Your objective: Each entry below should be echoed exactly, with pictures omitted.
---------- Data to use
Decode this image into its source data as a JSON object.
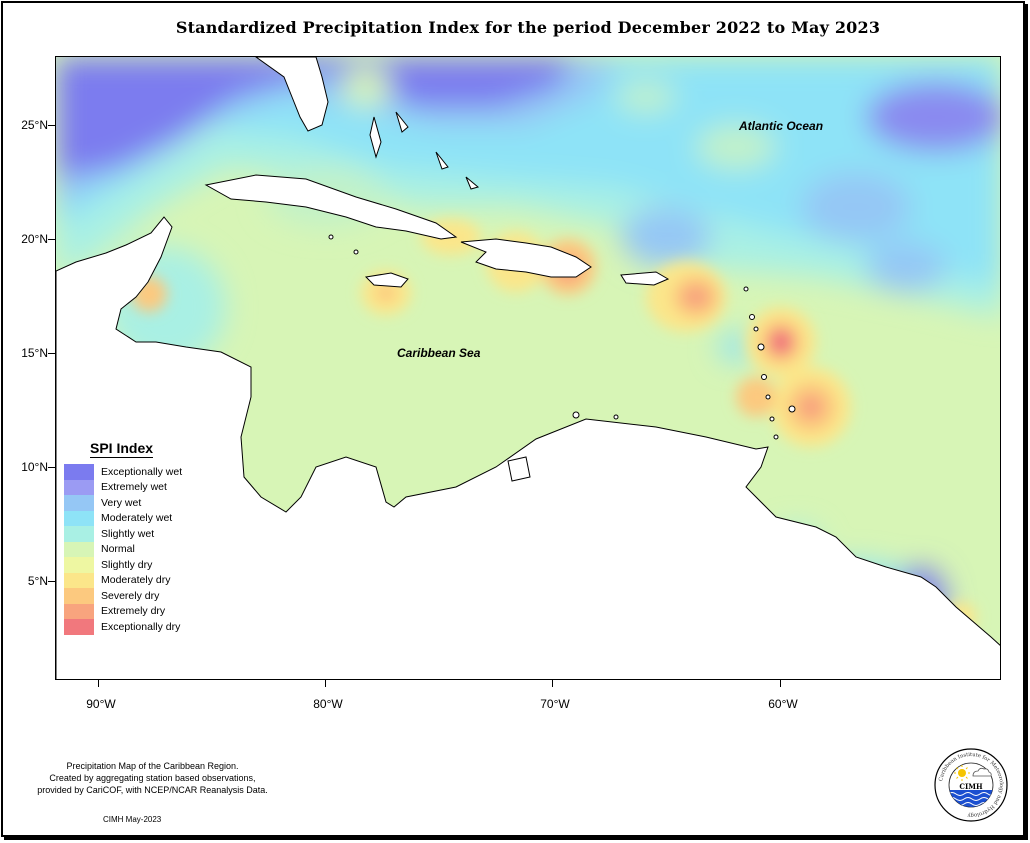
{
  "title": "Standardized Precipitation Index for the period December 2022 to May 2023",
  "axes": {
    "lat_ticks": [
      {
        "label": "25°N",
        "lat": 25
      },
      {
        "label": "20°N",
        "lat": 20
      },
      {
        "label": "15°N",
        "lat": 15
      },
      {
        "label": "10°N",
        "lat": 10
      },
      {
        "label": "5°N",
        "lat": 5
      }
    ],
    "lon_ticks": [
      {
        "label": "90°W",
        "lon": -90
      },
      {
        "label": "80°W",
        "lon": -80
      },
      {
        "label": "70°W",
        "lon": -70
      },
      {
        "label": "60°W",
        "lon": -60
      }
    ]
  },
  "map_labels": {
    "atlantic": "Atlantic Ocean",
    "caribbean": "Caribbean Sea"
  },
  "legend": {
    "title": "SPI Index",
    "items": [
      {
        "label": "Exceptionally wet",
        "color": "#7b7bef"
      },
      {
        "label": "Extremely wet",
        "color": "#9b9bf3"
      },
      {
        "label": "Very wet",
        "color": "#95c7f5"
      },
      {
        "label": "Moderately wet",
        "color": "#8ee3f7"
      },
      {
        "label": "Slightly wet",
        "color": "#a9f0e4"
      },
      {
        "label": "Normal",
        "color": "#d7f5b6"
      },
      {
        "label": "Slightly dry",
        "color": "#eef7a2"
      },
      {
        "label": "Moderately dry",
        "color": "#fbe68a"
      },
      {
        "label": "Severely dry",
        "color": "#fcc97f"
      },
      {
        "label": "Extremely dry",
        "color": "#f8a47e"
      },
      {
        "label": "Exceptionally dry",
        "color": "#f1787d"
      }
    ]
  },
  "footnote": {
    "lines": [
      "Precipitation Map of the Caribbean Region.",
      "Created by aggregating station based observations,",
      "provided by CariCOF, with NCEP/NCAR Reanalysis Data."
    ],
    "credit": "CIMH May-2023"
  },
  "logo": {
    "text": "CIMH",
    "ring_text": "Caribbean Institute for Meteorology and Hydrology"
  }
}
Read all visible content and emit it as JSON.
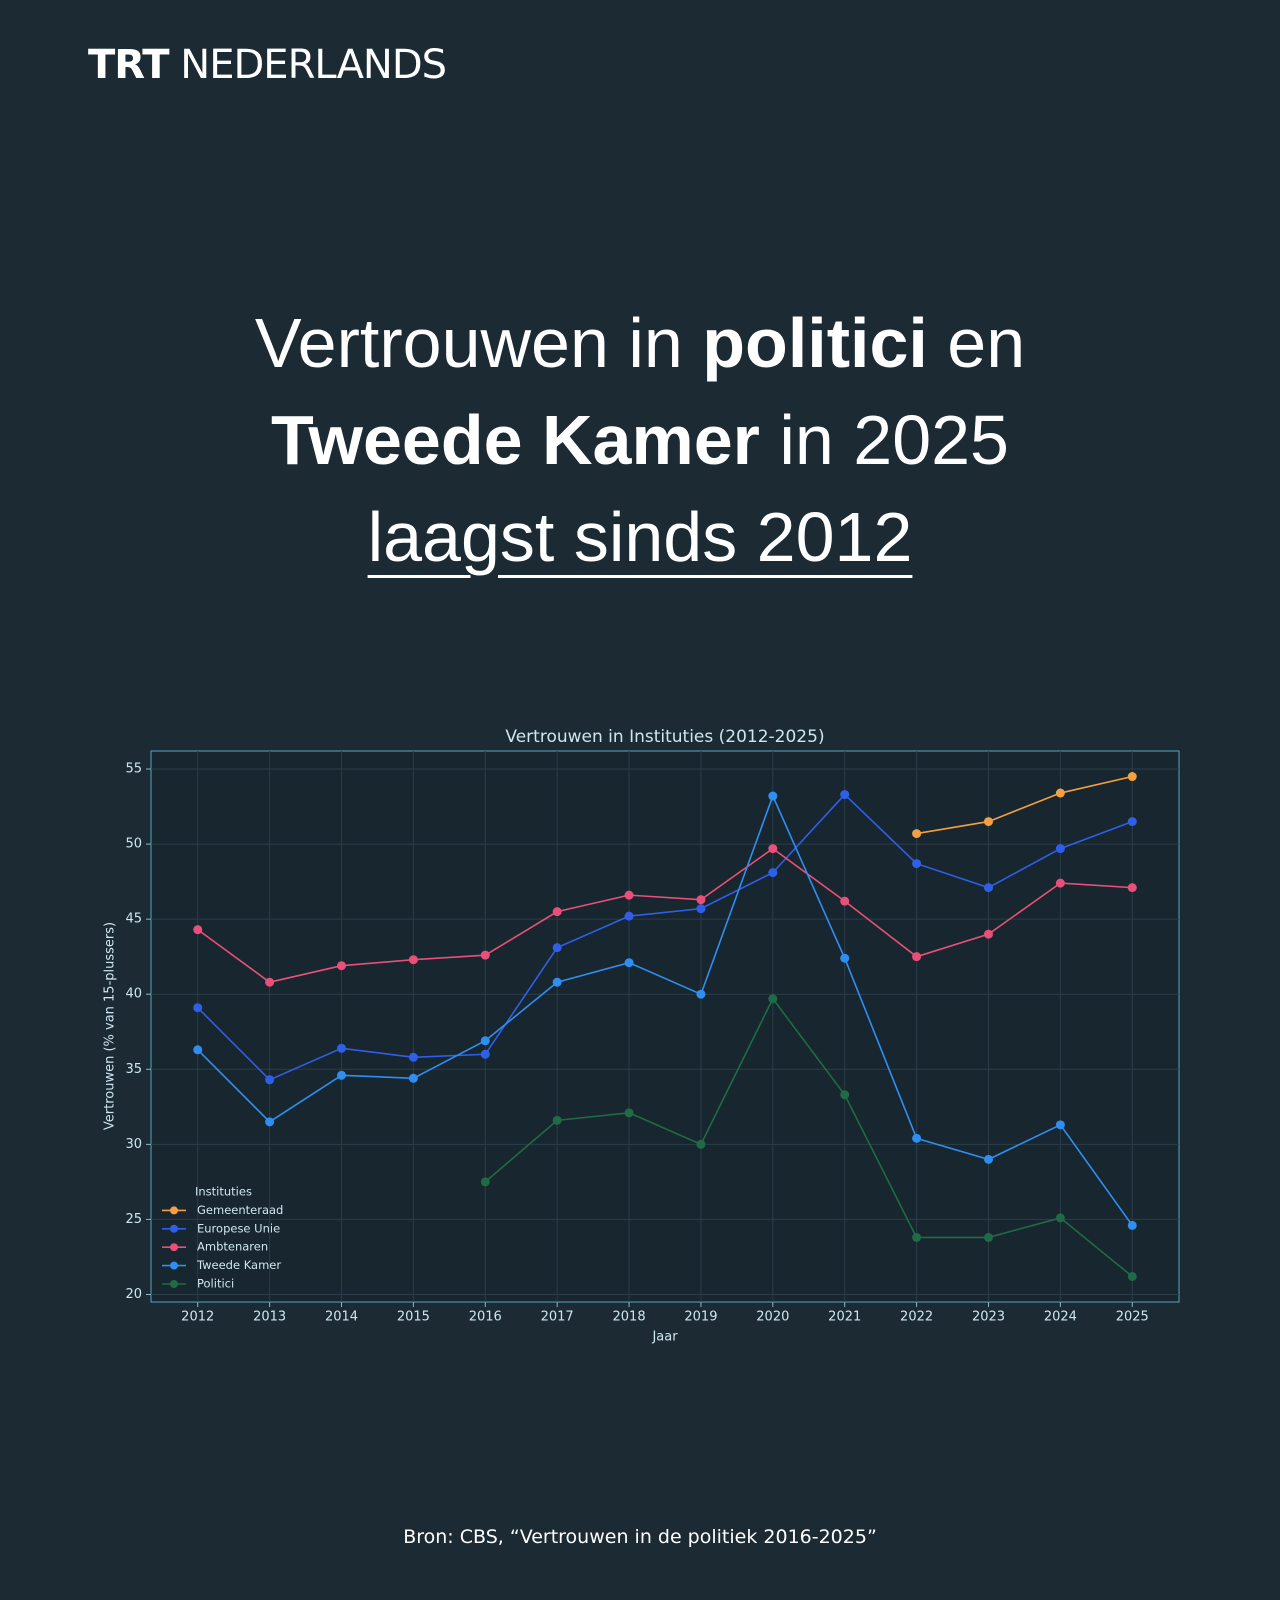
{
  "header": {
    "brand_bold": "TRT",
    "brand": "NEDERLANDS"
  },
  "headline": {
    "lines": [
      [
        {
          "text": "Vertrouwen in ",
          "style": "regular"
        },
        {
          "text": "politici",
          "style": "bold"
        },
        {
          "text": " en",
          "style": "regular"
        }
      ],
      [
        {
          "text": "Tweede Kamer",
          "style": "bold"
        },
        {
          "text": " in 2025",
          "style": "regular"
        }
      ],
      [
        {
          "text": "laagst sinds 2012",
          "style": "underline"
        }
      ]
    ]
  },
  "chart_data": {
    "type": "line",
    "title": "Vertrouwen in Instituties (2012-2025)",
    "x_label": "Jaar",
    "y_label": "Vertrouwen (% van 15-plussers)",
    "legend_title": "Instituties",
    "legend_position": "lower-left",
    "grid": true,
    "x": [
      2012,
      2013,
      2014,
      2015,
      2016,
      2017,
      2018,
      2019,
      2020,
      2021,
      2022,
      2023,
      2024,
      2025
    ],
    "xlim": [
      2011.35,
      2025.65
    ],
    "xticks": [
      2012,
      2013,
      2014,
      2015,
      2016,
      2017,
      2018,
      2019,
      2020,
      2021,
      2022,
      2023,
      2024,
      2025
    ],
    "ylim": [
      19.5,
      56.2
    ],
    "yticks": [
      20,
      25,
      30,
      35,
      40,
      45,
      50,
      55
    ],
    "series": [
      {
        "name": "Gemeenteraad",
        "color": "#f4a042",
        "values": [
          null,
          null,
          null,
          null,
          null,
          null,
          null,
          null,
          null,
          null,
          50.7,
          51.5,
          53.4,
          54.5
        ]
      },
      {
        "name": "Europese Unie",
        "color": "#2f5fe8",
        "values": [
          39.1,
          34.3,
          36.4,
          35.8,
          36.0,
          43.1,
          45.2,
          45.7,
          48.1,
          53.3,
          48.7,
          47.1,
          49.7,
          51.5
        ]
      },
      {
        "name": "Ambtenaren",
        "color": "#e8507a",
        "values": [
          44.3,
          40.8,
          41.9,
          42.3,
          42.6,
          45.5,
          46.6,
          46.3,
          49.7,
          46.2,
          42.5,
          44.0,
          47.4,
          47.1
        ]
      },
      {
        "name": "Tweede Kamer",
        "color": "#2f8ff0",
        "values": [
          36.3,
          31.5,
          34.6,
          34.4,
          36.9,
          40.8,
          42.1,
          40.0,
          53.2,
          42.4,
          30.4,
          29.0,
          31.3,
          24.6
        ]
      },
      {
        "name": "Politici",
        "color": "#1f6b45",
        "values": [
          null,
          null,
          null,
          null,
          27.5,
          31.6,
          32.1,
          30.0,
          39.7,
          33.3,
          23.8,
          23.8,
          25.1,
          21.2
        ]
      }
    ]
  },
  "source": "Bron: CBS, “Vertrouwen in de politiek 2016-2025”"
}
--------------------
Response:
Decode this image into its source data as a JSON object.
{
  "title": "Standardized Precipitation Index for the period December 2022 to May 2023",
  "axes": {
    "lat_ticks": [
      {
        "label": "25°N",
        "lat": 25
      },
      {
        "label": "20°N",
        "lat": 20
      },
      {
        "label": "15°N",
        "lat": 15
      },
      {
        "label": "10°N",
        "lat": 10
      },
      {
        "label": "5°N",
        "lat": 5
      }
    ],
    "lon_ticks": [
      {
        "label": "90°W",
        "lon": -90
      },
      {
        "label": "80°W",
        "lon": -80
      },
      {
        "label": "70°W",
        "lon": -70
      },
      {
        "label": "60°W",
        "lon": -60
      }
    ]
  },
  "map_labels": {
    "atlantic": "Atlantic Ocean",
    "caribbean": "Caribbean Sea"
  },
  "legend": {
    "title": "SPI Index",
    "items": [
      {
        "label": "Exceptionally wet",
        "color": "#7b7bef"
      },
      {
        "label": "Extremely wet",
        "color": "#9b9bf3"
      },
      {
        "label": "Very wet",
        "color": "#95c7f5"
      },
      {
        "label": "Moderately wet",
        "color": "#8ee3f7"
      },
      {
        "label": "Slightly wet",
        "color": "#a9f0e4"
      },
      {
        "label": "Normal",
        "color": "#d7f5b6"
      },
      {
        "label": "Slightly dry",
        "color": "#eef7a2"
      },
      {
        "label": "Moderately dry",
        "color": "#fbe68a"
      },
      {
        "label": "Severely dry",
        "color": "#fcc97f"
      },
      {
        "label": "Extremely dry",
        "color": "#f8a47e"
      },
      {
        "label": "Exceptionally dry",
        "color": "#f1787d"
      }
    ]
  },
  "footnote": {
    "lines": [
      "Precipitation Map of the Caribbean Region.",
      "Created by aggregating station based observations,",
      "provided by CariCOF, with NCEP/NCAR Reanalysis Data."
    ],
    "credit": "CIMH May-2023"
  },
  "logo": {
    "text": "CIMH",
    "ring_text": "Caribbean Institute for Meteorology and Hydrology"
  }
}
Read all visible content and emit it as JSON.
{
  "header": {
    "brand_bold": "TRT",
    "brand": "NEDERLANDS"
  },
  "headline": {
    "lines": [
      [
        {
          "text": "Vertrouwen in ",
          "style": "regular"
        },
        {
          "text": "politici",
          "style": "bold"
        },
        {
          "text": " en",
          "style": "regular"
        }
      ],
      [
        {
          "text": "Tweede Kamer",
          "style": "bold"
        },
        {
          "text": " in 2025",
          "style": "regular"
        }
      ],
      [
        {
          "text": "laagst sinds 2012",
          "style": "underline"
        }
      ]
    ]
  },
  "chart_data": {
    "type": "line",
    "title": "Vertrouwen in Instituties (2012-2025)",
    "x_label": "Jaar",
    "y_label": "Vertrouwen (% van 15-plussers)",
    "legend_title": "Instituties",
    "legend_position": "lower-left",
    "grid": true,
    "x": [
      2012,
      2013,
      2014,
      2015,
      2016,
      2017,
      2018,
      2019,
      2020,
      2021,
      2022,
      2023,
      2024,
      2025
    ],
    "xlim": [
      2011.35,
      2025.65
    ],
    "xticks": [
      2012,
      2013,
      2014,
      2015,
      2016,
      2017,
      2018,
      2019,
      2020,
      2021,
      2022,
      2023,
      2024,
      2025
    ],
    "ylim": [
      19.5,
      56.2
    ],
    "yticks": [
      20,
      25,
      30,
      35,
      40,
      45,
      50,
      55
    ],
    "series": [
      {
        "name": "Gemeenteraad",
        "color": "#f4a042",
        "values": [
          null,
          null,
          null,
          null,
          null,
          null,
          null,
          null,
          null,
          null,
          50.7,
          51.5,
          53.4,
          54.5
        ]
      },
      {
        "name": "Europese Unie",
        "color": "#2f5fe8",
        "values": [
          39.1,
          34.3,
          36.4,
          35.8,
          36.0,
          43.1,
          45.2,
          45.7,
          48.1,
          53.3,
          48.7,
          47.1,
          49.7,
          51.5
        ]
      },
      {
        "name": "Ambtenaren",
        "color": "#e8507a",
        "values": [
          44.3,
          40.8,
          41.9,
          42.3,
          42.6,
          45.5,
          46.6,
          46.3,
          49.7,
          46.2,
          42.5,
          44.0,
          47.4,
          47.1
        ]
      },
      {
        "name": "Tweede Kamer",
        "color": "#2f8ff0",
        "values": [
          36.3,
          31.5,
          34.6,
          34.4,
          36.9,
          40.8,
          42.1,
          40.0,
          53.2,
          42.4,
          30.4,
          29.0,
          31.3,
          24.6
        ]
      },
      {
        "name": "Politici",
        "color": "#1f6b45",
        "values": [
          null,
          null,
          null,
          null,
          27.5,
          31.6,
          32.1,
          30.0,
          39.7,
          33.3,
          23.8,
          23.8,
          25.1,
          21.2
        ]
      }
    ]
  },
  "source": "Bron: CBS, “Vertrouwen in de politiek 2016-2025”"
}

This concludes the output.